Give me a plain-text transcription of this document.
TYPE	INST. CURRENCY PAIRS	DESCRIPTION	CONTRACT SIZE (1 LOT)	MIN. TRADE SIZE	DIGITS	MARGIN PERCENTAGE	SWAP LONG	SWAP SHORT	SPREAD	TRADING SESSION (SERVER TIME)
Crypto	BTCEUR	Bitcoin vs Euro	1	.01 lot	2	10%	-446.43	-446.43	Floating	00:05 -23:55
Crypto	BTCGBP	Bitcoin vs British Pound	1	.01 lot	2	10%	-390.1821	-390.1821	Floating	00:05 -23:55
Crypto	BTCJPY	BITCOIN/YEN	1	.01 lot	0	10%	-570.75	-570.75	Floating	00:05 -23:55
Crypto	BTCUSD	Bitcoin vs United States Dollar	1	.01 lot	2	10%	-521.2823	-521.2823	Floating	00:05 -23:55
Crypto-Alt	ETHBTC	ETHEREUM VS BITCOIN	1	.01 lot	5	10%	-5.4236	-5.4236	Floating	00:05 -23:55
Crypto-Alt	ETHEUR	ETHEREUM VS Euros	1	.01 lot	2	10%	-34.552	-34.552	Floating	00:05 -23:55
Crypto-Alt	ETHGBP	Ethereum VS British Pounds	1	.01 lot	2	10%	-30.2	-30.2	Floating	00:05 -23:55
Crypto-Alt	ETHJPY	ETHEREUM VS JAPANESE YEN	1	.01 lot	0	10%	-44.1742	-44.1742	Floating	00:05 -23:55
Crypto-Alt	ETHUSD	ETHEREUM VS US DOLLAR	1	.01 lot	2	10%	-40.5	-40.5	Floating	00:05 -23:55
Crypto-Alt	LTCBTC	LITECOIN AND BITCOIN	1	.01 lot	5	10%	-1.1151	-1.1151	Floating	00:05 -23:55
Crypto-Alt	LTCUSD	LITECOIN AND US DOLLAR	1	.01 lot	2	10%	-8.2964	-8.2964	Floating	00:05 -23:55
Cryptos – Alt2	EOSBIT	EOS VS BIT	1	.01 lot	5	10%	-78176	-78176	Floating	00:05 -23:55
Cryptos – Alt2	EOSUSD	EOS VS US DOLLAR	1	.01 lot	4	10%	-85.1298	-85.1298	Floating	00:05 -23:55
○ ○ ○ ○
From the preceding material, extract every line exactly.

Give me a plain-text transcription of this document.
TYPE	INST. CURRENCY PAIRS	DESCRIPTION	CONTRACT SIZE (1 LOT)	MIN. TRADE SIZE	DIGITS	MARGIN PERCENTAGE	SWAP LONG	SWAP SHORT	SPREAD	TRADING SESSION (SERVER TIME)
Crypto	BTCEUR	Bitcoin vs Euro	1	.01 lot	2	10%	-446.43	-446.43	Floating	00:05 -23:55
Crypto	BTCGBP	Bitcoin vs British Pound	1	.01 lot	2	10%	-390.1821	-390.1821	Floating	00:05 -23:55
Crypto	BTCJPY	BITCOIN/YEN	1	.01 lot	0	10%	-570.75	-570.75	Floating	00:05 -23:55
Crypto	BTCUSD	Bitcoin vs United States Dollar	1	.01 lot	2	10%	-521.2823	-521.2823	Floating	00:05 -23:55
Crypto-Alt	ETHBTC	ETHEREUM VS BITCOIN	1	.01 lot	5	10%	-5.4236	-5.4236	Floating	00:05 -23:55
Crypto-Alt	ETHEUR	ETHEREUM VS Euros	1	.01 lot	2	10%	-34.552	-34.552	Floating	00:05 -23:55
Crypto-Alt	ETHGBP	Ethereum VS British Pounds	1	.01 lot	2	10%	-30.2	-30.2	Floating	00:05 -23:55
Crypto-Alt	ETHJPY	ETHEREUM VS JAPANESE YEN	1	.01 lot	0	10%	-44.1742	-44.1742	Floating	00:05 -23:55
Crypto-Alt	ETHUSD	ETHEREUM VS US DOLLAR	1	.01 lot	2	10%	-40.5	-40.5	Floating	00:05 -23:55
Crypto-Alt	LTCBTC	LITECOIN AND BITCOIN	1	.01 lot	5	10%	-1.1151	-1.1151	Floating	00:05 -23:55
Crypto-Alt	LTCUSD	LITECOIN AND US DOLLAR	1	.01 lot	2	10%	-8.2964	-8.2964	Floating	00:05 -23:55
Cryptos – Alt2	EOSBIT	EOS VS BIT	1	.01 lot	5	10%	-78176	-78176	Floating	00:05 -23:55
Cryptos – Alt2	EOSUSD	EOS VS US DOLLAR	1	.01 lot	4	10%	-85.1298	-85.1298	Floating	00:05 -23:55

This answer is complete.